TASK REQUIREMENTS = State how many lines in the listing below include the word "主要原因是退休一人导致人员经费", and add nothing besides the number.

RECORDS SHOWN =

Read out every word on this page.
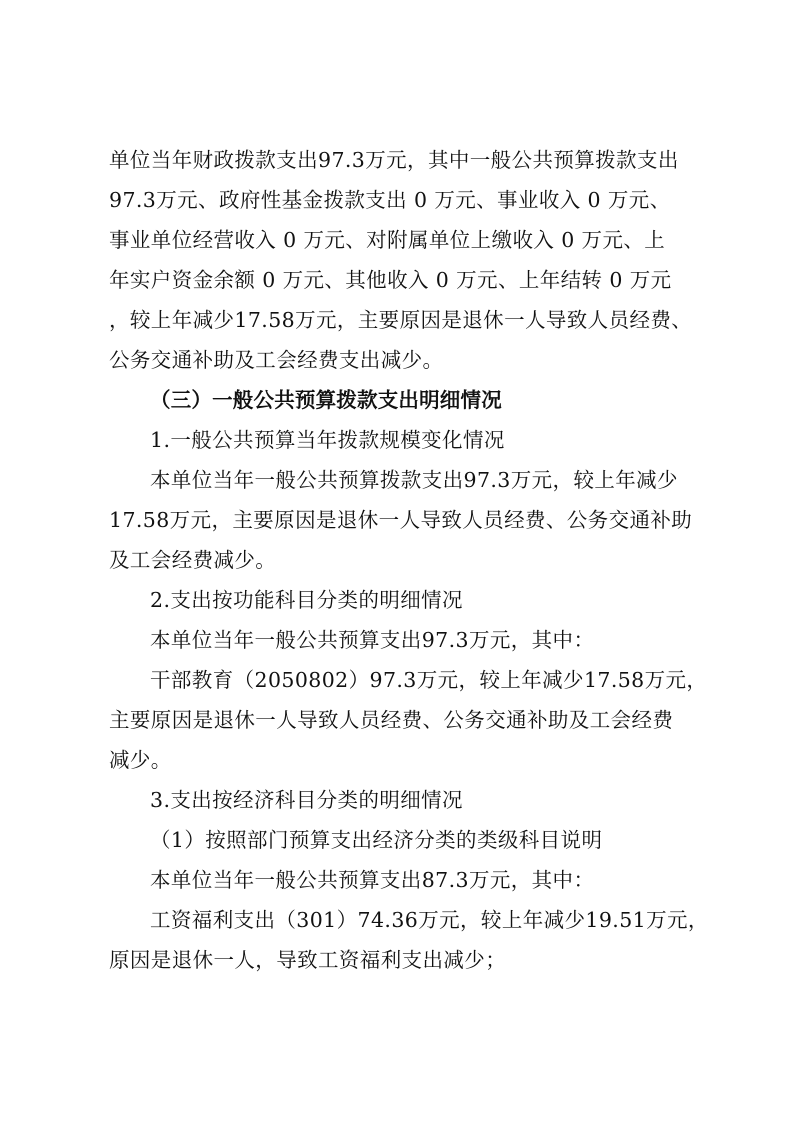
单位当年财政拨款支出97.3万元，其中一般公共预算拨款支出
97.3万元、政府性基金拨款支出 0 万元、事业收入 0 万元、
事业单位经营收入 0 万元、对附属单位上缴收入 0 万元、上
年实户资金余额 0 万元、其他收入 0 万元、上年结转 0 万元
，较上年减少17.58万元，主要原因是退休一人导致人员经费、
公务交通补助及工会经费支出减少。
（三）一般公共预算拨款支出明细情况
1.一般公共预算当年拨款规模变化情况
本单位当年一般公共预算拨款支出97.3万元，较上年减少
17.58万元，主要原因是退休一人导致人员经费、公务交通补助
及工会经费减少。
2.支出按功能科目分类的明细情况
本单位当年一般公共预算支出97.3万元，其中：
干部教育（2050802）97.3万元，较上年减少17.58万元，
主要原因是退休一人导致人员经费、公务交通补助及工会经费
减少。
3.支出按经济科目分类的明细情况
（1）按照部门预算支出经济分类的类级科目说明
本单位当年一般公共预算支出87.3万元，其中：
工资福利支出（301）74.36万元，较上年减少19.51万元，
原因是退休一人，导致工资福利支出减少；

SOLUTION TO THE EXERCISE = 3